Records provided:
_ _ _ _ _ _ _

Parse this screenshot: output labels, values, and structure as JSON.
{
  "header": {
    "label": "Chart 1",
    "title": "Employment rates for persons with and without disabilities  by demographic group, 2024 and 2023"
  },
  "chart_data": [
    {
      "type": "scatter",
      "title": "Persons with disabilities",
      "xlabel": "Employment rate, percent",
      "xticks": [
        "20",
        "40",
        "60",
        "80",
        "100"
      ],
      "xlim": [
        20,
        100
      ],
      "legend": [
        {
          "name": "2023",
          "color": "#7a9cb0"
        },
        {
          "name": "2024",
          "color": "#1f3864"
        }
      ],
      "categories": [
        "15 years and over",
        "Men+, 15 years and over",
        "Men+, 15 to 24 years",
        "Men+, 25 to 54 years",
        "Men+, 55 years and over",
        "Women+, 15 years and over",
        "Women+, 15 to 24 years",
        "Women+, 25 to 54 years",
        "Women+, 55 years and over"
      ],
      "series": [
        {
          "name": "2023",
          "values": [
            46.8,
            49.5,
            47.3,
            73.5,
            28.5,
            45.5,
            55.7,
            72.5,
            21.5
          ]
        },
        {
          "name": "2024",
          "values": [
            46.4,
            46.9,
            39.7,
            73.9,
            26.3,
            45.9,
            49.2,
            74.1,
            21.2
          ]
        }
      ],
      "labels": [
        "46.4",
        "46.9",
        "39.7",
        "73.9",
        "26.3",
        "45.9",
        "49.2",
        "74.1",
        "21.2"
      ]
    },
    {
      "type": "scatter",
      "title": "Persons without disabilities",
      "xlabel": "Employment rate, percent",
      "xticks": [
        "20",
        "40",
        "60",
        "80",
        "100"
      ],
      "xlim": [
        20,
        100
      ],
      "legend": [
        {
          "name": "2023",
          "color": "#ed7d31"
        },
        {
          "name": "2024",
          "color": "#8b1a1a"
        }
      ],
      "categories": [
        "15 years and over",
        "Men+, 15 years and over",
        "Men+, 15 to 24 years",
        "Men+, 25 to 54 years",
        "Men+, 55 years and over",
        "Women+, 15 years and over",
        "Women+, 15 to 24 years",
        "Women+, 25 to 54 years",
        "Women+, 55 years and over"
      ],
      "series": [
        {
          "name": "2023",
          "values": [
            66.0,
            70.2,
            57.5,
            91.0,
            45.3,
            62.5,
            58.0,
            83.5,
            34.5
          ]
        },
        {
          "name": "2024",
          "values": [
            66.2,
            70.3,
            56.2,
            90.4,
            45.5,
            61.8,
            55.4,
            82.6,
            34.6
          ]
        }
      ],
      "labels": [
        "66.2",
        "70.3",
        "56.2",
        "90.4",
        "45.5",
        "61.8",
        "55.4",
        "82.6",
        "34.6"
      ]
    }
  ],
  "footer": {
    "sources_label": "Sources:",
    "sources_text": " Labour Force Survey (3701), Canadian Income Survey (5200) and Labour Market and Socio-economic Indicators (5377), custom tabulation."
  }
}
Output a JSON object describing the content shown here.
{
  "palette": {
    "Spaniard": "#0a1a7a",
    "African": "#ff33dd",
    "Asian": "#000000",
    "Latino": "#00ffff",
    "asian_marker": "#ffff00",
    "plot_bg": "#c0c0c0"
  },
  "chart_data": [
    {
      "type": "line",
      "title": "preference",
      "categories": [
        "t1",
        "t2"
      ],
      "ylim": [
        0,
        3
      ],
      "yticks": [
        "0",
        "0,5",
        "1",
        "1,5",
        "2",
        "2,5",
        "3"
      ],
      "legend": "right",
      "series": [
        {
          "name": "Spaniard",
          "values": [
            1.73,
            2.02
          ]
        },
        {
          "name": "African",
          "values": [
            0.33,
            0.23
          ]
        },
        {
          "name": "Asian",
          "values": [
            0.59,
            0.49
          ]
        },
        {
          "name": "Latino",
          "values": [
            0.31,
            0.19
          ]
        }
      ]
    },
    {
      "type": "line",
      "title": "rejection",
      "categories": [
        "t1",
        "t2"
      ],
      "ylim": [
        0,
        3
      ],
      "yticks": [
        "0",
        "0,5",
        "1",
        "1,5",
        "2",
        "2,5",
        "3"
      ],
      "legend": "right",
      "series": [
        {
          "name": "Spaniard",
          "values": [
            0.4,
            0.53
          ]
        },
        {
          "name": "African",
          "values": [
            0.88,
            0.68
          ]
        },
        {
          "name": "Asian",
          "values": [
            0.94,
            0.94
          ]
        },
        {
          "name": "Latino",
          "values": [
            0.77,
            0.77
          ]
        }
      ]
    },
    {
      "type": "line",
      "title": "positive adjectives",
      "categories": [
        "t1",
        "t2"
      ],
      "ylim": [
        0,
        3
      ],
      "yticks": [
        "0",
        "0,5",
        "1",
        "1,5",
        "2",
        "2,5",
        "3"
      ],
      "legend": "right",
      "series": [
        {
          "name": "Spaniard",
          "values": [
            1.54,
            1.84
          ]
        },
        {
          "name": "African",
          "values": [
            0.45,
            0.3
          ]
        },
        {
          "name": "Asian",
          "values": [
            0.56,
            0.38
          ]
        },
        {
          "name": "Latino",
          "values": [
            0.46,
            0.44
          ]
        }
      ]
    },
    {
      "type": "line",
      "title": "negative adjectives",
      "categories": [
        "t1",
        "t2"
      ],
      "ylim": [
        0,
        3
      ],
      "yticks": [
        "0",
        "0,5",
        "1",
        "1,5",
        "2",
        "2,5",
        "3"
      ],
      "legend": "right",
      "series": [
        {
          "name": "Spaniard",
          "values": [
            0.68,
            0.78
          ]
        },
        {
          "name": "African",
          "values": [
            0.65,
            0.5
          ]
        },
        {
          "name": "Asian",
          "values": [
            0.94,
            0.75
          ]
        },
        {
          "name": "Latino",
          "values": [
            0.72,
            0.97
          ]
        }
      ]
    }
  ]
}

_ _ _ _ _ _ _

Goal: State the count of lines holding the string "JSON" in the listing above, and nothing else.

Solution: 2